> _DATA TO PROCESS_

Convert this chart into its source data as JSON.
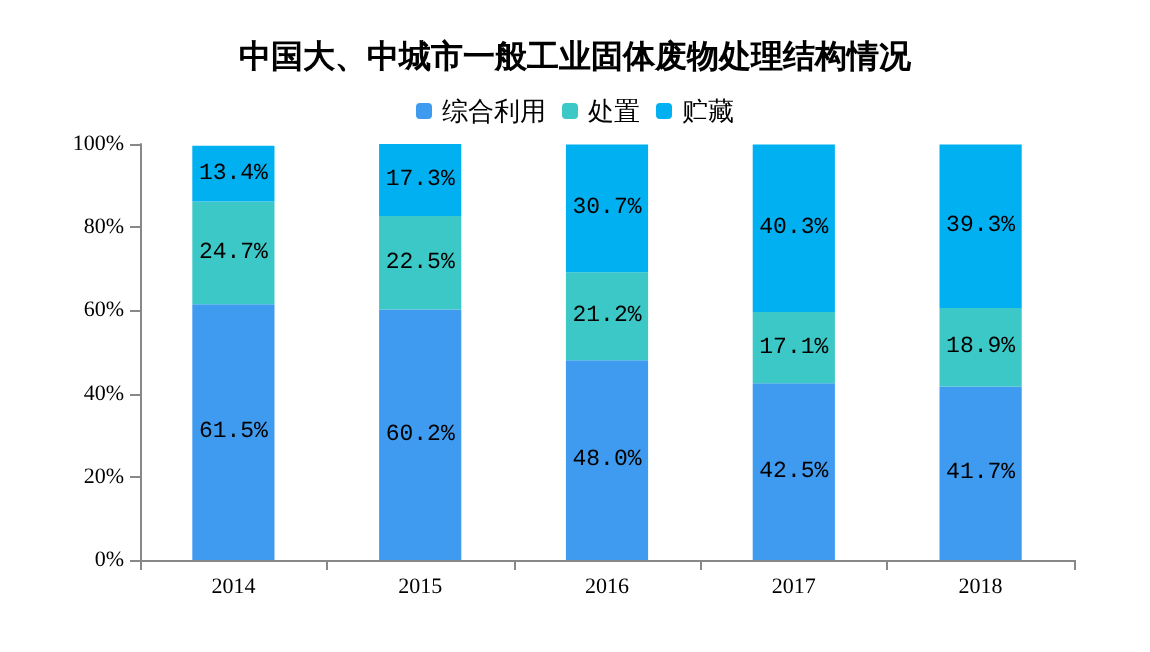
{
  "chart_data": {
    "type": "bar",
    "title": "中国大、中城市一般工业固体废物处理结构情况",
    "categories": [
      "2014",
      "2015",
      "2016",
      "2017",
      "2018"
    ],
    "stacked": true,
    "legend": "top",
    "grid": false,
    "ylim": [
      0,
      100
    ],
    "yticks": [
      {
        "value": 0,
        "label": "0%"
      },
      {
        "value": 20,
        "label": "20%"
      },
      {
        "value": 40,
        "label": "40%"
      },
      {
        "value": 60,
        "label": "60%"
      },
      {
        "value": 80,
        "label": "80%"
      },
      {
        "value": 100,
        "label": "100%"
      }
    ],
    "series": [
      {
        "name": "综合利用",
        "color": "#3f9bef",
        "values": [
          61.5,
          60.2,
          48.0,
          42.5,
          41.7
        ],
        "value_labels": [
          "61.5%",
          "60.2%",
          "48.0%",
          "42.5%",
          "41.7%"
        ]
      },
      {
        "name": "处置",
        "color": "#3cc8c6",
        "values": [
          24.7,
          22.5,
          21.2,
          17.1,
          18.9
        ],
        "value_labels": [
          "24.7%",
          "22.5%",
          "21.2%",
          "17.1%",
          "18.9%"
        ]
      },
      {
        "name": "贮藏",
        "color": "#00b0f0",
        "values": [
          13.4,
          17.3,
          30.7,
          40.3,
          39.3
        ],
        "value_labels": [
          "13.4%",
          "17.3%",
          "30.7%",
          "40.3%",
          "39.3%"
        ]
      }
    ]
  }
}
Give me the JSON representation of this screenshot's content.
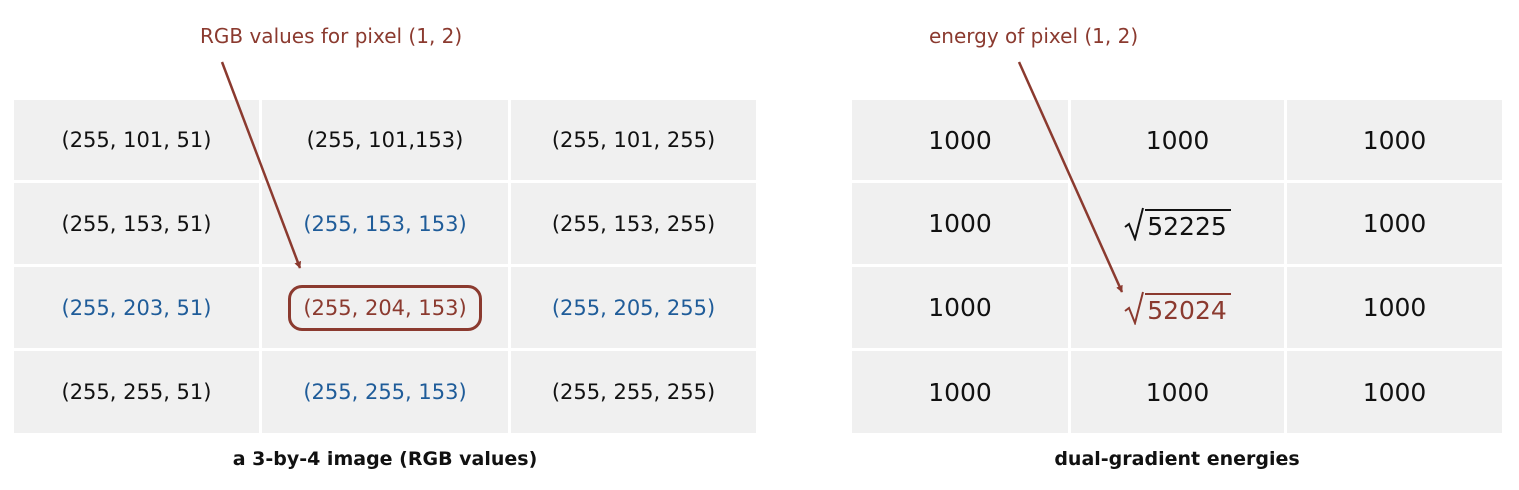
{
  "annotations": {
    "rgb_callout": "RGB values for pixel (1, 2)",
    "energy_callout": "energy of pixel (1, 2)"
  },
  "rgb_image": {
    "caption": "a 3-by-4 image (RGB values)",
    "rows": [
      [
        {
          "text": "(255, 101, 51)",
          "tone": "black"
        },
        {
          "text": "(255, 101,153)",
          "tone": "black"
        },
        {
          "text": "(255, 101, 255)",
          "tone": "black"
        }
      ],
      [
        {
          "text": "(255, 153, 51)",
          "tone": "black"
        },
        {
          "text": "(255, 153, 153)",
          "tone": "blue"
        },
        {
          "text": "(255, 153, 255)",
          "tone": "black"
        }
      ],
      [
        {
          "text": "(255, 203, 51)",
          "tone": "blue"
        },
        {
          "text": "(255, 204, 153)",
          "tone": "red",
          "highlighted": true
        },
        {
          "text": "(255, 205, 255)",
          "tone": "blue"
        }
      ],
      [
        {
          "text": "(255, 255, 51)",
          "tone": "black"
        },
        {
          "text": "(255, 255, 153)",
          "tone": "blue"
        },
        {
          "text": "(255, 255, 255)",
          "tone": "black"
        }
      ]
    ]
  },
  "energies": {
    "caption": "dual-gradient energies",
    "rows": [
      [
        {
          "text": "1000"
        },
        {
          "text": "1000"
        },
        {
          "text": "1000"
        }
      ],
      [
        {
          "text": "1000"
        },
        {
          "text": "52225",
          "sqrt": true
        },
        {
          "text": "1000"
        }
      ],
      [
        {
          "text": "1000"
        },
        {
          "text": "52024",
          "sqrt": true,
          "tone": "red"
        },
        {
          "text": "1000"
        }
      ],
      [
        {
          "text": "1000"
        },
        {
          "text": "1000"
        },
        {
          "text": "1000"
        }
      ]
    ]
  },
  "colors": {
    "accent_red": "#8b3a2f",
    "highlight_blue": "#1f5c99",
    "cell_background": "#f0f0f0"
  }
}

> _SET EXERCISE_
In the material above, find each line that contains the word "this", and select it.

> _CORRECT ANSWER_
Convert this chart into its source data as JSON.
Give me the JSON representation of this screenshot's content.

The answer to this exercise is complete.